Written task
Gather all lines in the records below that include the word "name".

Task material
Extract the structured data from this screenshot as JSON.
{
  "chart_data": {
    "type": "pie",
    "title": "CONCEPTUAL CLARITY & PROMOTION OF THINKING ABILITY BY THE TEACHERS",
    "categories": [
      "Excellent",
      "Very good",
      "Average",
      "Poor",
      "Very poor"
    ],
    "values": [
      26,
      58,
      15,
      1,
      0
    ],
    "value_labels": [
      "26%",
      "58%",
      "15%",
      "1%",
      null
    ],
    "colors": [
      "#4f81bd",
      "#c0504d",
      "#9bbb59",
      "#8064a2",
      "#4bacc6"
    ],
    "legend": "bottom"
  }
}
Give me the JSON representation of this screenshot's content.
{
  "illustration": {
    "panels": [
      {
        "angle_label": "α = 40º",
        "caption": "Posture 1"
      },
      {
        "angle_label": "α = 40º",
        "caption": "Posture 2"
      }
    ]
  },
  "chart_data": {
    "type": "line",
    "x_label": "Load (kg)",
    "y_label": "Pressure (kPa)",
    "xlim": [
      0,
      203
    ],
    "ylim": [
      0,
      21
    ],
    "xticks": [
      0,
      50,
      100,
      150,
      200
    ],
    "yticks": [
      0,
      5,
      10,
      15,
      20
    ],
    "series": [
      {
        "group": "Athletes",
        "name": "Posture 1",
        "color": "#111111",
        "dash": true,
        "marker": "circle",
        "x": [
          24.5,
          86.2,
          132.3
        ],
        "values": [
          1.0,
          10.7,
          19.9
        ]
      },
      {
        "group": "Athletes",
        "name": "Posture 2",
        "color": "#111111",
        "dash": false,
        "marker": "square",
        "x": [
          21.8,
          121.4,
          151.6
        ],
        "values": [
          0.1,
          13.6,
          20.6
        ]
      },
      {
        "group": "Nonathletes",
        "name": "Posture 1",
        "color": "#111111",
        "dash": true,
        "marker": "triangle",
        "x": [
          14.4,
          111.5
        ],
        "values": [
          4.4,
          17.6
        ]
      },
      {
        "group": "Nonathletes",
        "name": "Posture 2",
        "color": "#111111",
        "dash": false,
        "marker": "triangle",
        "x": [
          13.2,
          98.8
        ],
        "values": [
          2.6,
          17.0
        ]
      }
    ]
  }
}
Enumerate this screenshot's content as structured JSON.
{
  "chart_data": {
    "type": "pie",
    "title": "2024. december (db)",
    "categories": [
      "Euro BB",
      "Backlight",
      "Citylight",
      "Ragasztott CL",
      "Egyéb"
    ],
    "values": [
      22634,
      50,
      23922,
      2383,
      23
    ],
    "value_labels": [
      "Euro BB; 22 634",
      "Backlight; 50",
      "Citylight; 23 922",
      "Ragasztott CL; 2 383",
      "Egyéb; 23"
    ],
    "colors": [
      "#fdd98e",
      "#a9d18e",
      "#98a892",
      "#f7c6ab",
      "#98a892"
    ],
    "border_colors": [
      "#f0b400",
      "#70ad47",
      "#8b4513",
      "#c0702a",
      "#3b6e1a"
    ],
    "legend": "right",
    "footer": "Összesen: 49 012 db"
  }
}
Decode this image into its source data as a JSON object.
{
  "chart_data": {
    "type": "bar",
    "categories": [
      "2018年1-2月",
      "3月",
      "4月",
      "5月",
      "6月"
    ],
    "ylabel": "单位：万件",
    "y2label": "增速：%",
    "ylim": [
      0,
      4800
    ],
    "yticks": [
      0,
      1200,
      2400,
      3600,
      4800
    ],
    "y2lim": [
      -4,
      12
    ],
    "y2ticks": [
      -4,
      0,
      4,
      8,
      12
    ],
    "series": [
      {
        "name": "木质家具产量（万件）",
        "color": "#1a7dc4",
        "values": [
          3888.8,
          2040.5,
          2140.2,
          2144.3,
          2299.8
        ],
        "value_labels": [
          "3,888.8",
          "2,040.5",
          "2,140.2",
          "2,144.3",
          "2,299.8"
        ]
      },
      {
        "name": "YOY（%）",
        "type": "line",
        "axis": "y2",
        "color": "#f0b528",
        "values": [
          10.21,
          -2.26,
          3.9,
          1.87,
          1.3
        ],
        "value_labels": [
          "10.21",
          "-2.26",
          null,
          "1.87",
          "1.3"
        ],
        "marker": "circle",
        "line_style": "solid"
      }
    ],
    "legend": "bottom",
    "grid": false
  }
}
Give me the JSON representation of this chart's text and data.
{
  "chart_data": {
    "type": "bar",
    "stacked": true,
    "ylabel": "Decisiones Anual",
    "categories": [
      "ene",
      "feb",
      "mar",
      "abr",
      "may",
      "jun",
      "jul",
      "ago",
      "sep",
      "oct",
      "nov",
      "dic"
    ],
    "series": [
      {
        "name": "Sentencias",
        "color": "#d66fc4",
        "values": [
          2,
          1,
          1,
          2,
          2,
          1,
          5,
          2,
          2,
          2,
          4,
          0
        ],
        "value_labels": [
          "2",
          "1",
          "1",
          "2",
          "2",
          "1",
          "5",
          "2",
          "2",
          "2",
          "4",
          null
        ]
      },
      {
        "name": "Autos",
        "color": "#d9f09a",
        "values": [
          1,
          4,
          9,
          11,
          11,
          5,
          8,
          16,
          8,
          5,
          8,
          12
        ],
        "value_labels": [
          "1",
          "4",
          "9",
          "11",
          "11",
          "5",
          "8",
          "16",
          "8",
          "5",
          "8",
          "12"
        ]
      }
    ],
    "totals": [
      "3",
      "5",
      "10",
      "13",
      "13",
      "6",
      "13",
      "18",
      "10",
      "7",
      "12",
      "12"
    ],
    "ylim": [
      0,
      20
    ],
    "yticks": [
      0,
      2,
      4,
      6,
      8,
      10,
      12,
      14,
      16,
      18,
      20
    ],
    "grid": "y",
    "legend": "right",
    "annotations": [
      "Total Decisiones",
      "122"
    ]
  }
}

Task output
        "name": "Posture 1",
        "name": "Posture 2",
        "name": "Posture 1",
        "name": "Posture 2",
        "name": "木质家具产量（万件）",
        "name": "YOY（%）",
        "name": "Sentencias",
        "name": "Autos",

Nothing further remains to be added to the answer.